- **Data section**
----------

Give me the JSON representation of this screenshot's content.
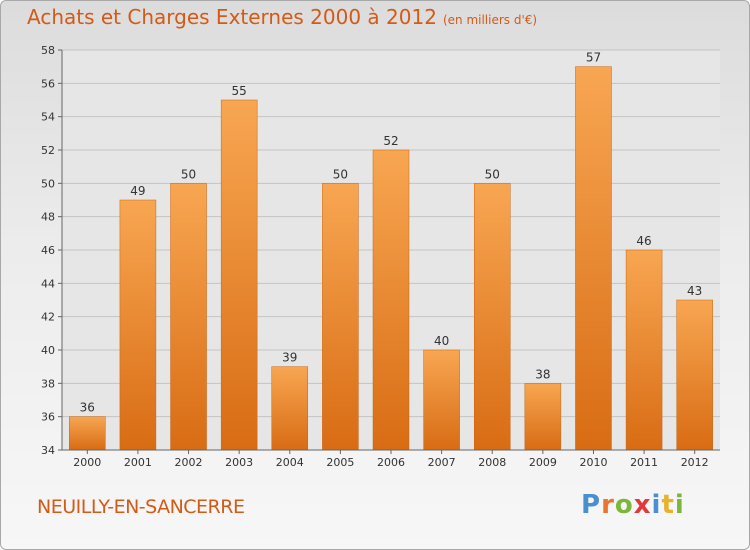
{
  "chart_data": {
    "type": "bar",
    "title": "Achats et Charges Externes 2000 à 2012",
    "subtitle": "(en milliers d'€)",
    "categories": [
      "2000",
      "2001",
      "2002",
      "2003",
      "2004",
      "2005",
      "2006",
      "2007",
      "2008",
      "2009",
      "2010",
      "2011",
      "2012"
    ],
    "values": [
      36,
      49,
      50,
      55,
      39,
      50,
      52,
      40,
      50,
      38,
      57,
      46,
      43
    ],
    "ylim": [
      34,
      58
    ],
    "yticks": [
      34,
      36,
      38,
      40,
      42,
      44,
      46,
      48,
      50,
      52,
      54,
      56,
      58
    ],
    "grid": true,
    "bar_color_top": "#f8a652",
    "bar_color_bottom": "#d86c14"
  },
  "footer": {
    "commune": "NEUILLY-EN-SANCERRE",
    "logo": "Proxiti",
    "logo_colors": [
      "#4a8fd1",
      "#e8762c",
      "#7bb73a",
      "#e23a3a",
      "#4a8fd1",
      "#e8b32c",
      "#7bb73a"
    ]
  }
}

----------

- **Exercise description**
Copy the data word for word. Pictures do not go in the copy.

- **Final result**
Give me the JSON representation of this screenshot's content.
{
  "chart_data": {
    "type": "bar",
    "title": "Achats et Charges Externes 2000 à 2012",
    "subtitle": "(en milliers d'€)",
    "categories": [
      "2000",
      "2001",
      "2002",
      "2003",
      "2004",
      "2005",
      "2006",
      "2007",
      "2008",
      "2009",
      "2010",
      "2011",
      "2012"
    ],
    "values": [
      36,
      49,
      50,
      55,
      39,
      50,
      52,
      40,
      50,
      38,
      57,
      46,
      43
    ],
    "ylim": [
      34,
      58
    ],
    "yticks": [
      34,
      36,
      38,
      40,
      42,
      44,
      46,
      48,
      50,
      52,
      54,
      56,
      58
    ],
    "grid": true,
    "bar_color_top": "#f8a652",
    "bar_color_bottom": "#d86c14"
  },
  "footer": {
    "commune": "NEUILLY-EN-SANCERRE",
    "logo": "Proxiti",
    "logo_colors": [
      "#4a8fd1",
      "#e8762c",
      "#7bb73a",
      "#e23a3a",
      "#4a8fd1",
      "#e8b32c",
      "#7bb73a"
    ]
  }
}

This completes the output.